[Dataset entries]
···

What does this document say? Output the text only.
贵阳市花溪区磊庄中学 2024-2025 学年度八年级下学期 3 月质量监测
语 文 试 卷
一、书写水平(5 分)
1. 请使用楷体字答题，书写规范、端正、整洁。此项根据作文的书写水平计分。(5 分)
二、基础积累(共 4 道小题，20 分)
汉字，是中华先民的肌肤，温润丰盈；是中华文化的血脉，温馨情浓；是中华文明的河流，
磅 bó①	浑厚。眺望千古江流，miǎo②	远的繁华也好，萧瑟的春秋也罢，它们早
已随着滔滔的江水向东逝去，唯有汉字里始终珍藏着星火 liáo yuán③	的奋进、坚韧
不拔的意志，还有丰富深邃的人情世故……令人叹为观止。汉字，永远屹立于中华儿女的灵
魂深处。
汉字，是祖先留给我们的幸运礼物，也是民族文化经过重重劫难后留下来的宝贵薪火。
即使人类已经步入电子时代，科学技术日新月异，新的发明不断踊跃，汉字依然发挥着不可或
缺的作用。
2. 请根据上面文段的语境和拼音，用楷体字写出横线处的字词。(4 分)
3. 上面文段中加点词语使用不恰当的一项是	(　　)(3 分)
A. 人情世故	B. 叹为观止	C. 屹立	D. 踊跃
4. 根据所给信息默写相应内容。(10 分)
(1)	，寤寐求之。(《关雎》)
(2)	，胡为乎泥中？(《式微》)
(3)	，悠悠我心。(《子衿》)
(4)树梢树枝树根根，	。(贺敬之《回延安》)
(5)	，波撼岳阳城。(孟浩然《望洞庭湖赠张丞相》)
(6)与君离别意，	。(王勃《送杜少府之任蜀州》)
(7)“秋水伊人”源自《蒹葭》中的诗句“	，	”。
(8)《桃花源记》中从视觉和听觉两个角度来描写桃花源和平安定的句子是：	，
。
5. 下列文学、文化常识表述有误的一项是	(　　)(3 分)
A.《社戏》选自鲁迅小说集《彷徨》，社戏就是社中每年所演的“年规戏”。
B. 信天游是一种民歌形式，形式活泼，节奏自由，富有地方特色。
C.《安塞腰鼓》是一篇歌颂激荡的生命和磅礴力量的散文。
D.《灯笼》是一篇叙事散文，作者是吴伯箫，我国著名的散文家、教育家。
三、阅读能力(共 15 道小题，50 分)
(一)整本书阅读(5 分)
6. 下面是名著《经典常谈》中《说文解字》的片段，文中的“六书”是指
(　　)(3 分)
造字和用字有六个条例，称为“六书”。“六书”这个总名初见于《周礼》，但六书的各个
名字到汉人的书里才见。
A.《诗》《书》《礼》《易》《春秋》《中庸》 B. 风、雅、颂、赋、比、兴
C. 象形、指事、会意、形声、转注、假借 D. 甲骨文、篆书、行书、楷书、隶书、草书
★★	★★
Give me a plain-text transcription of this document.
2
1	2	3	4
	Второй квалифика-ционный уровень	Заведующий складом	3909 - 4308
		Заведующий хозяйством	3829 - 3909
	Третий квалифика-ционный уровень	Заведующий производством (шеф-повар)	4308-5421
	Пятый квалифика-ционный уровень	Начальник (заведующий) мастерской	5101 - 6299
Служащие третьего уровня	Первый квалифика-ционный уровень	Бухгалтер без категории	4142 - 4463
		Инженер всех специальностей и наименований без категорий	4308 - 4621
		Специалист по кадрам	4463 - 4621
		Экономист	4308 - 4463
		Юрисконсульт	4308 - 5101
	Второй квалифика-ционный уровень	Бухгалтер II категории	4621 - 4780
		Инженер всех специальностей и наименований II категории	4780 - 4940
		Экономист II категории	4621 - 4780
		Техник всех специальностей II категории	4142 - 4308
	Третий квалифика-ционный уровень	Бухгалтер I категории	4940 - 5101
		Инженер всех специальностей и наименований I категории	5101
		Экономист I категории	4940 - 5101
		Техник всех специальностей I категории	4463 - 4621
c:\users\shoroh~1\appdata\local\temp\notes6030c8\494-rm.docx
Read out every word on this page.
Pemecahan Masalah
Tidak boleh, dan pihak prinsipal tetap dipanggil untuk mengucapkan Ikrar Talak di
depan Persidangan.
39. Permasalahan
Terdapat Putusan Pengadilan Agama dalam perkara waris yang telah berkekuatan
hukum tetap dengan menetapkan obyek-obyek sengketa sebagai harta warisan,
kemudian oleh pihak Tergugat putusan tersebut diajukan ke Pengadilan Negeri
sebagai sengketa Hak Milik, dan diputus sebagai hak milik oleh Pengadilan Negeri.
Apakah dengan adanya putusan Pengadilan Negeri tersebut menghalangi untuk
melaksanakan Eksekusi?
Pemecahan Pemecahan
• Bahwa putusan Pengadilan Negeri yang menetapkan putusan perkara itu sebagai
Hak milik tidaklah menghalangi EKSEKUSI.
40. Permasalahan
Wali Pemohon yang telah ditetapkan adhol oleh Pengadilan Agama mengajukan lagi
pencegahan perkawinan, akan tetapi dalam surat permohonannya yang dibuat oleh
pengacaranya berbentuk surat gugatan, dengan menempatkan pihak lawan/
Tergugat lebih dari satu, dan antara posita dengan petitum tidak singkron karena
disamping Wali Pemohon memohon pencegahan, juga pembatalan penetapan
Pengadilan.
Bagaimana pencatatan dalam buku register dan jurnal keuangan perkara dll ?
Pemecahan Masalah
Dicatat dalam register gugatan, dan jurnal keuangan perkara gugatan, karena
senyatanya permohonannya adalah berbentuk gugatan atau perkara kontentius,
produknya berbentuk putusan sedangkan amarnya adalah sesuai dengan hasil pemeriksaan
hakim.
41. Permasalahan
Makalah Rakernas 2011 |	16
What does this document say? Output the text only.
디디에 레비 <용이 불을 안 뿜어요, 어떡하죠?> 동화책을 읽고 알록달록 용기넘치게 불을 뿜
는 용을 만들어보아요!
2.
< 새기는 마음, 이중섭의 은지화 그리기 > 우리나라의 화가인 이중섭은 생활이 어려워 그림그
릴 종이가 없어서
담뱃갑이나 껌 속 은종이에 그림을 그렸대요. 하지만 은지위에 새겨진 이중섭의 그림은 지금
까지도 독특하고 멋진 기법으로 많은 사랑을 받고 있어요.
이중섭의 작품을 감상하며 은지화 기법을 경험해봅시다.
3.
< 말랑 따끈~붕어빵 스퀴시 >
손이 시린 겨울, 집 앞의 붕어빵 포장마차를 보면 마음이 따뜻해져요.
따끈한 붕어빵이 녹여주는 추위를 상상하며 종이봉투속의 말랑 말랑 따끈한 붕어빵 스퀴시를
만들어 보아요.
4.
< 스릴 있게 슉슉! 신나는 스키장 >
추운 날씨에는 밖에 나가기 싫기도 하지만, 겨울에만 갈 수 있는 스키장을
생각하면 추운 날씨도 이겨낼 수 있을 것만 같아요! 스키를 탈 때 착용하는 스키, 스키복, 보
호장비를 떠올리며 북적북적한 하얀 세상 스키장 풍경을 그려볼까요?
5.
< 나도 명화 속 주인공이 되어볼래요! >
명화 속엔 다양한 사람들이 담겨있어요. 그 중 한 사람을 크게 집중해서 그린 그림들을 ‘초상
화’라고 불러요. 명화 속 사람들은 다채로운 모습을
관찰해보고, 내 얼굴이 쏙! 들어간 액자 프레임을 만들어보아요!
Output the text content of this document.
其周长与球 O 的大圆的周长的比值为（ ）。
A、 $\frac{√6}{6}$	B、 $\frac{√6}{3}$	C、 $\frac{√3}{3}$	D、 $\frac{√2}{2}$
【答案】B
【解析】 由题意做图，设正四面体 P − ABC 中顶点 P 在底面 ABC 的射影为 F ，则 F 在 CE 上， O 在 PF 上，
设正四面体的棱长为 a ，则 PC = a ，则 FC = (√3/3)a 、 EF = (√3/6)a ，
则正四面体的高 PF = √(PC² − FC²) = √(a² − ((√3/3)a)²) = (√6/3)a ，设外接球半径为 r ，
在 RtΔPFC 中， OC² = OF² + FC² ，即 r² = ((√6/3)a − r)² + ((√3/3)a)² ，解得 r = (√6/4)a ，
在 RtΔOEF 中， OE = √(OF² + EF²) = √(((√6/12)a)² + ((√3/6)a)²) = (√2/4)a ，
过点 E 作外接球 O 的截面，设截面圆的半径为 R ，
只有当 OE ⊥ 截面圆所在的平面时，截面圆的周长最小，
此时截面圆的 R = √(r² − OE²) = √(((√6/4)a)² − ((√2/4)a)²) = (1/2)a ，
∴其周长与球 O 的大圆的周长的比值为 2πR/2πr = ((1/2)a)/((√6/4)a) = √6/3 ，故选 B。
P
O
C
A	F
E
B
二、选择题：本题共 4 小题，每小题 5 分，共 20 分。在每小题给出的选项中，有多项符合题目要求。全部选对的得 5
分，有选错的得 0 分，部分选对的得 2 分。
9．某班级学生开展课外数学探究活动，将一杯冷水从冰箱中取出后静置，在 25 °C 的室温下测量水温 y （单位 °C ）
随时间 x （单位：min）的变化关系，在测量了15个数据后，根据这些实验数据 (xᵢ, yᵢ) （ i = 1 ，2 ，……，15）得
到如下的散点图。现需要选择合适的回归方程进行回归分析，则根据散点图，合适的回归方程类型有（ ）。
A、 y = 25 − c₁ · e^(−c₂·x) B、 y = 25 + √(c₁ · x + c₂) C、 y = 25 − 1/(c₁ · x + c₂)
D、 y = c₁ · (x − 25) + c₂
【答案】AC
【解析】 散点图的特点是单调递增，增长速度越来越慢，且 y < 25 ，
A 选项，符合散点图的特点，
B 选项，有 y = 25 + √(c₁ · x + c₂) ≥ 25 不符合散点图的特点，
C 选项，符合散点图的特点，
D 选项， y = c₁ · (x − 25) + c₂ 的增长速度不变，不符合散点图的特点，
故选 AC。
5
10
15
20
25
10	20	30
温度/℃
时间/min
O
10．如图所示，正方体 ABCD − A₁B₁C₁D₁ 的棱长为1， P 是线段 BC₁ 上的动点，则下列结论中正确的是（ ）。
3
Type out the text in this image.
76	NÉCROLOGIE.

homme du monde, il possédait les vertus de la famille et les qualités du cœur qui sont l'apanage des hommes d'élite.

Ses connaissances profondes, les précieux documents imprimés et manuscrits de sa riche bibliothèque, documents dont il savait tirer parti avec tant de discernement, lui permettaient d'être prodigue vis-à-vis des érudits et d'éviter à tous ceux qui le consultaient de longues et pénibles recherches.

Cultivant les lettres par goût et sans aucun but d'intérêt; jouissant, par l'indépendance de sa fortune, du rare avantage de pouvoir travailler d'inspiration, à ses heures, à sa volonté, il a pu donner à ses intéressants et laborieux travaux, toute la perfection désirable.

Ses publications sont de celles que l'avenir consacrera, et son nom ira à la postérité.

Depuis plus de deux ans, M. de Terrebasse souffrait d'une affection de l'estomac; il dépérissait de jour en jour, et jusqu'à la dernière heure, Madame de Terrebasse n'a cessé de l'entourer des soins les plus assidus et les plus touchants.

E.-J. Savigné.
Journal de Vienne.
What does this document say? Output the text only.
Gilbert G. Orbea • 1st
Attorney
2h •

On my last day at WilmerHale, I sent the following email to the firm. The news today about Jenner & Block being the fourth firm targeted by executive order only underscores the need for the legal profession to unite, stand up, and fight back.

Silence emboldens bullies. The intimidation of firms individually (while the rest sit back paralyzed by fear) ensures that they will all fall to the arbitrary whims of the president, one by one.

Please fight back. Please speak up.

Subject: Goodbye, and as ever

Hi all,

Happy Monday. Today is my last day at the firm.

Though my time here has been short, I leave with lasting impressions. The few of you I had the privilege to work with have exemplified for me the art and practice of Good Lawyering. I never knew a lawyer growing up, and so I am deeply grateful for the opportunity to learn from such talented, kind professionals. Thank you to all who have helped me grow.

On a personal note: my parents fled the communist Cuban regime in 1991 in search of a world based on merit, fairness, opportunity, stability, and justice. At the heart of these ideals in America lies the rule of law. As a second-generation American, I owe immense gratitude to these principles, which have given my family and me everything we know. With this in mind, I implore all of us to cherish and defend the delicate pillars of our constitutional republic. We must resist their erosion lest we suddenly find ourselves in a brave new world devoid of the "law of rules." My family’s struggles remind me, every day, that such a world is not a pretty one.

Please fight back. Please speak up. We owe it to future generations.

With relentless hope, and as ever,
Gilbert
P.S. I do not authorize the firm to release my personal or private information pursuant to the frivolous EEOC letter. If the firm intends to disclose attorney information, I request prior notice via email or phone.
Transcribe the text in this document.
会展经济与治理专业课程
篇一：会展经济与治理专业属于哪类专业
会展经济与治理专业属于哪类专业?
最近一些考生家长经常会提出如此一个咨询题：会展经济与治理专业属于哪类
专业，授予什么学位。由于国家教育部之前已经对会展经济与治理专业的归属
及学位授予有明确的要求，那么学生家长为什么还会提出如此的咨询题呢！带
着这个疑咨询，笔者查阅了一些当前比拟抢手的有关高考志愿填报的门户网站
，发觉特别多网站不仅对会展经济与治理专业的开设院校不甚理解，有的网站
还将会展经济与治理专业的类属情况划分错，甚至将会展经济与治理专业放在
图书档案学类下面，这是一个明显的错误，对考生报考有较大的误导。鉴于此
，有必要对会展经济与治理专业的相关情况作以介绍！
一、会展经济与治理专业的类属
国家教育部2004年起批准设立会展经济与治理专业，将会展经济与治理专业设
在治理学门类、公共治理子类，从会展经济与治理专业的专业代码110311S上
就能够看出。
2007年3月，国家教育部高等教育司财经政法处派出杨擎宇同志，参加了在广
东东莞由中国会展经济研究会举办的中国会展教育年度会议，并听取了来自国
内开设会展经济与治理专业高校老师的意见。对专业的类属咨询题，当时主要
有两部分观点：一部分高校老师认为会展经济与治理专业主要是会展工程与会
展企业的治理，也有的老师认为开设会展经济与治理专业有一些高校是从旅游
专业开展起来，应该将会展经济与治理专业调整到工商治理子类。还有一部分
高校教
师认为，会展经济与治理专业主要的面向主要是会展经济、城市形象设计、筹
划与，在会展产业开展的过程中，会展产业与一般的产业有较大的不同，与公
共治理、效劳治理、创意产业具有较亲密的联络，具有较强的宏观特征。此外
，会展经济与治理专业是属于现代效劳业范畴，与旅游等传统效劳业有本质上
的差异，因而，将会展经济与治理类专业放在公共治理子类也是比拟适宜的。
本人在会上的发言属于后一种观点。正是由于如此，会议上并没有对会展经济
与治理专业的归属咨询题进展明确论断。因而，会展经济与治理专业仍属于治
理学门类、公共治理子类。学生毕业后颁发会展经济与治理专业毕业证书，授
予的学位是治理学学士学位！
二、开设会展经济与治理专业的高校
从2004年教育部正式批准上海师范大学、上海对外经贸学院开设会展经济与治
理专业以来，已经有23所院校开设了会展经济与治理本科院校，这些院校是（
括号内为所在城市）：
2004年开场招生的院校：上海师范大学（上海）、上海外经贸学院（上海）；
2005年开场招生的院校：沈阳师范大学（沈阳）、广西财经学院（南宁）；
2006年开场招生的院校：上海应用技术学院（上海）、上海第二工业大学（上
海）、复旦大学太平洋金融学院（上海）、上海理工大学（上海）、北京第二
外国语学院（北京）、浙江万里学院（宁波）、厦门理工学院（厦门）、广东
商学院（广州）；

···

Which lines above contain "tersebut"? Show each of them.

Final answer>
kemudian oleh pihak Tergugat putusan tersebut diajukan ke Pengadilan Negeri
Apakah dengan adanya putusan Pengadilan Negeri tersebut menghalangi untuk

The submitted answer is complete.